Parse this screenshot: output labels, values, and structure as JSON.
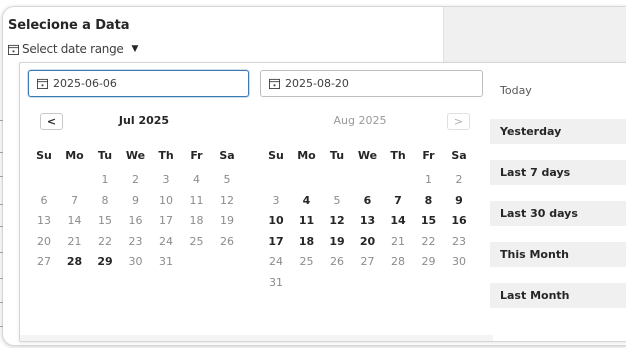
{
  "header": {
    "title": "Selecione a Data",
    "trigger_label": "Select date range"
  },
  "inputs": {
    "start": "2025-06-06",
    "end": "2025-08-20"
  },
  "calendars": [
    {
      "title": "Jul 2025",
      "dow": [
        "Su",
        "Mo",
        "Tu",
        "We",
        "Th",
        "Fr",
        "Sa"
      ],
      "weeks": [
        [
          "",
          "",
          "1",
          "2",
          "3",
          "4",
          "5"
        ],
        [
          "6",
          "7",
          "8",
          "9",
          "10",
          "11",
          "12"
        ],
        [
          "13",
          "14",
          "15",
          "16",
          "17",
          "18",
          "19"
        ],
        [
          "20",
          "21",
          "22",
          "23",
          "24",
          "25",
          "26"
        ],
        [
          "27",
          "28",
          "29",
          "30",
          "31",
          "",
          ""
        ]
      ],
      "bold_days": [
        "28",
        "29"
      ]
    },
    {
      "title": "Aug 2025",
      "dow": [
        "Su",
        "Mo",
        "Tu",
        "We",
        "Th",
        "Fr",
        "Sa"
      ],
      "weeks": [
        [
          "",
          "",
          "",
          "",
          "",
          "1",
          "2"
        ],
        [
          "3",
          "4",
          "5",
          "6",
          "7",
          "8",
          "9"
        ],
        [
          "10",
          "11",
          "12",
          "13",
          "14",
          "15",
          "16"
        ],
        [
          "17",
          "18",
          "19",
          "20",
          "21",
          "22",
          "23"
        ],
        [
          "24",
          "25",
          "26",
          "27",
          "28",
          "29",
          "30"
        ],
        [
          "31",
          "",
          "",
          "",
          "",
          "",
          ""
        ]
      ],
      "bold_days": [
        "4",
        "6",
        "7",
        "8",
        "9",
        "10",
        "11",
        "12",
        "13",
        "14",
        "15",
        "16",
        "17",
        "18",
        "19",
        "20"
      ]
    }
  ],
  "nav": {
    "prev": "<",
    "next": ">"
  },
  "presets": [
    "Today",
    "Yesterday",
    "Last 7 days",
    "Last 30 days",
    "This Month",
    "Last Month"
  ],
  "colors": {
    "accent_border": "#3b7ab4",
    "preset_bg": "#f0f0f0"
  }
}
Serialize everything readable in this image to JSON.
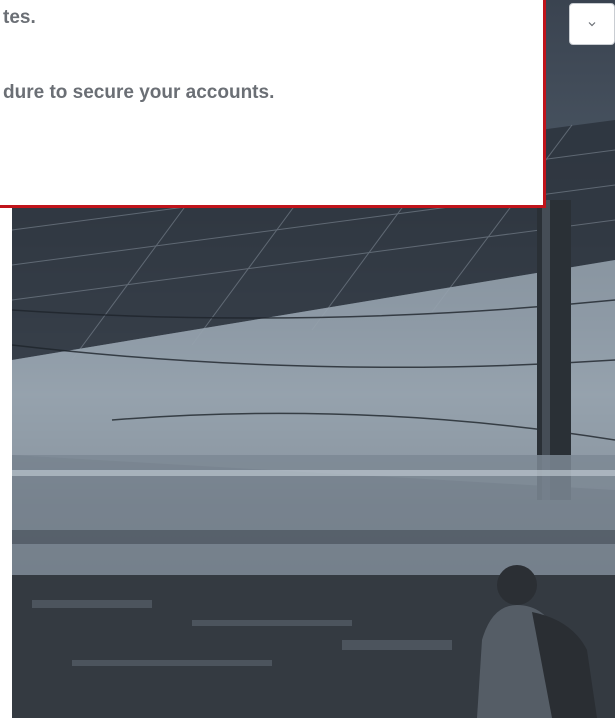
{
  "notice": {
    "line1": "tes.",
    "line2": "dure to secure your accounts."
  },
  "dropdown": {
    "icon": "chevron-down-icon"
  },
  "hero": {
    "image": "train-station-platform-photo"
  },
  "colors": {
    "notice_border": "#c0141b",
    "notice_text": "#6b6f75"
  }
}
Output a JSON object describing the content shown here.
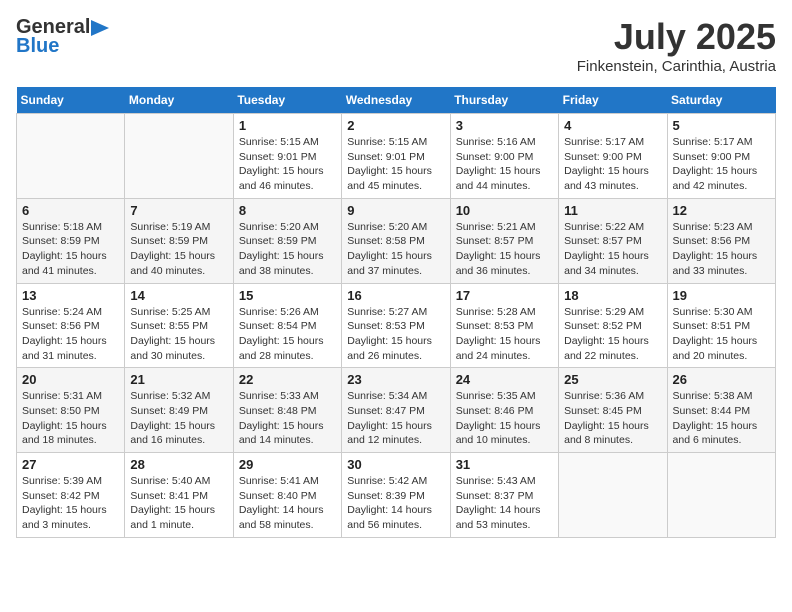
{
  "header": {
    "logo_general": "General",
    "logo_blue": "Blue",
    "month_title": "July 2025",
    "location": "Finkenstein, Carinthia, Austria"
  },
  "weekdays": [
    "Sunday",
    "Monday",
    "Tuesday",
    "Wednesday",
    "Thursday",
    "Friday",
    "Saturday"
  ],
  "weeks": [
    [
      {
        "day": "",
        "sunrise": "",
        "sunset": "",
        "daylight": ""
      },
      {
        "day": "",
        "sunrise": "",
        "sunset": "",
        "daylight": ""
      },
      {
        "day": "1",
        "sunrise": "Sunrise: 5:15 AM",
        "sunset": "Sunset: 9:01 PM",
        "daylight": "Daylight: 15 hours and 46 minutes."
      },
      {
        "day": "2",
        "sunrise": "Sunrise: 5:15 AM",
        "sunset": "Sunset: 9:01 PM",
        "daylight": "Daylight: 15 hours and 45 minutes."
      },
      {
        "day": "3",
        "sunrise": "Sunrise: 5:16 AM",
        "sunset": "Sunset: 9:00 PM",
        "daylight": "Daylight: 15 hours and 44 minutes."
      },
      {
        "day": "4",
        "sunrise": "Sunrise: 5:17 AM",
        "sunset": "Sunset: 9:00 PM",
        "daylight": "Daylight: 15 hours and 43 minutes."
      },
      {
        "day": "5",
        "sunrise": "Sunrise: 5:17 AM",
        "sunset": "Sunset: 9:00 PM",
        "daylight": "Daylight: 15 hours and 42 minutes."
      }
    ],
    [
      {
        "day": "6",
        "sunrise": "Sunrise: 5:18 AM",
        "sunset": "Sunset: 8:59 PM",
        "daylight": "Daylight: 15 hours and 41 minutes."
      },
      {
        "day": "7",
        "sunrise": "Sunrise: 5:19 AM",
        "sunset": "Sunset: 8:59 PM",
        "daylight": "Daylight: 15 hours and 40 minutes."
      },
      {
        "day": "8",
        "sunrise": "Sunrise: 5:20 AM",
        "sunset": "Sunset: 8:59 PM",
        "daylight": "Daylight: 15 hours and 38 minutes."
      },
      {
        "day": "9",
        "sunrise": "Sunrise: 5:20 AM",
        "sunset": "Sunset: 8:58 PM",
        "daylight": "Daylight: 15 hours and 37 minutes."
      },
      {
        "day": "10",
        "sunrise": "Sunrise: 5:21 AM",
        "sunset": "Sunset: 8:57 PM",
        "daylight": "Daylight: 15 hours and 36 minutes."
      },
      {
        "day": "11",
        "sunrise": "Sunrise: 5:22 AM",
        "sunset": "Sunset: 8:57 PM",
        "daylight": "Daylight: 15 hours and 34 minutes."
      },
      {
        "day": "12",
        "sunrise": "Sunrise: 5:23 AM",
        "sunset": "Sunset: 8:56 PM",
        "daylight": "Daylight: 15 hours and 33 minutes."
      }
    ],
    [
      {
        "day": "13",
        "sunrise": "Sunrise: 5:24 AM",
        "sunset": "Sunset: 8:56 PM",
        "daylight": "Daylight: 15 hours and 31 minutes."
      },
      {
        "day": "14",
        "sunrise": "Sunrise: 5:25 AM",
        "sunset": "Sunset: 8:55 PM",
        "daylight": "Daylight: 15 hours and 30 minutes."
      },
      {
        "day": "15",
        "sunrise": "Sunrise: 5:26 AM",
        "sunset": "Sunset: 8:54 PM",
        "daylight": "Daylight: 15 hours and 28 minutes."
      },
      {
        "day": "16",
        "sunrise": "Sunrise: 5:27 AM",
        "sunset": "Sunset: 8:53 PM",
        "daylight": "Daylight: 15 hours and 26 minutes."
      },
      {
        "day": "17",
        "sunrise": "Sunrise: 5:28 AM",
        "sunset": "Sunset: 8:53 PM",
        "daylight": "Daylight: 15 hours and 24 minutes."
      },
      {
        "day": "18",
        "sunrise": "Sunrise: 5:29 AM",
        "sunset": "Sunset: 8:52 PM",
        "daylight": "Daylight: 15 hours and 22 minutes."
      },
      {
        "day": "19",
        "sunrise": "Sunrise: 5:30 AM",
        "sunset": "Sunset: 8:51 PM",
        "daylight": "Daylight: 15 hours and 20 minutes."
      }
    ],
    [
      {
        "day": "20",
        "sunrise": "Sunrise: 5:31 AM",
        "sunset": "Sunset: 8:50 PM",
        "daylight": "Daylight: 15 hours and 18 minutes."
      },
      {
        "day": "21",
        "sunrise": "Sunrise: 5:32 AM",
        "sunset": "Sunset: 8:49 PM",
        "daylight": "Daylight: 15 hours and 16 minutes."
      },
      {
        "day": "22",
        "sunrise": "Sunrise: 5:33 AM",
        "sunset": "Sunset: 8:48 PM",
        "daylight": "Daylight: 15 hours and 14 minutes."
      },
      {
        "day": "23",
        "sunrise": "Sunrise: 5:34 AM",
        "sunset": "Sunset: 8:47 PM",
        "daylight": "Daylight: 15 hours and 12 minutes."
      },
      {
        "day": "24",
        "sunrise": "Sunrise: 5:35 AM",
        "sunset": "Sunset: 8:46 PM",
        "daylight": "Daylight: 15 hours and 10 minutes."
      },
      {
        "day": "25",
        "sunrise": "Sunrise: 5:36 AM",
        "sunset": "Sunset: 8:45 PM",
        "daylight": "Daylight: 15 hours and 8 minutes."
      },
      {
        "day": "26",
        "sunrise": "Sunrise: 5:38 AM",
        "sunset": "Sunset: 8:44 PM",
        "daylight": "Daylight: 15 hours and 6 minutes."
      }
    ],
    [
      {
        "day": "27",
        "sunrise": "Sunrise: 5:39 AM",
        "sunset": "Sunset: 8:42 PM",
        "daylight": "Daylight: 15 hours and 3 minutes."
      },
      {
        "day": "28",
        "sunrise": "Sunrise: 5:40 AM",
        "sunset": "Sunset: 8:41 PM",
        "daylight": "Daylight: 15 hours and 1 minute."
      },
      {
        "day": "29",
        "sunrise": "Sunrise: 5:41 AM",
        "sunset": "Sunset: 8:40 PM",
        "daylight": "Daylight: 14 hours and 58 minutes."
      },
      {
        "day": "30",
        "sunrise": "Sunrise: 5:42 AM",
        "sunset": "Sunset: 8:39 PM",
        "daylight": "Daylight: 14 hours and 56 minutes."
      },
      {
        "day": "31",
        "sunrise": "Sunrise: 5:43 AM",
        "sunset": "Sunset: 8:37 PM",
        "daylight": "Daylight: 14 hours and 53 minutes."
      },
      {
        "day": "",
        "sunrise": "",
        "sunset": "",
        "daylight": ""
      },
      {
        "day": "",
        "sunrise": "",
        "sunset": "",
        "daylight": ""
      }
    ]
  ]
}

### JOB
Give the count of lines in the listing that hold the word "JSON", with no other text.

### CORRECT RESPONSE
3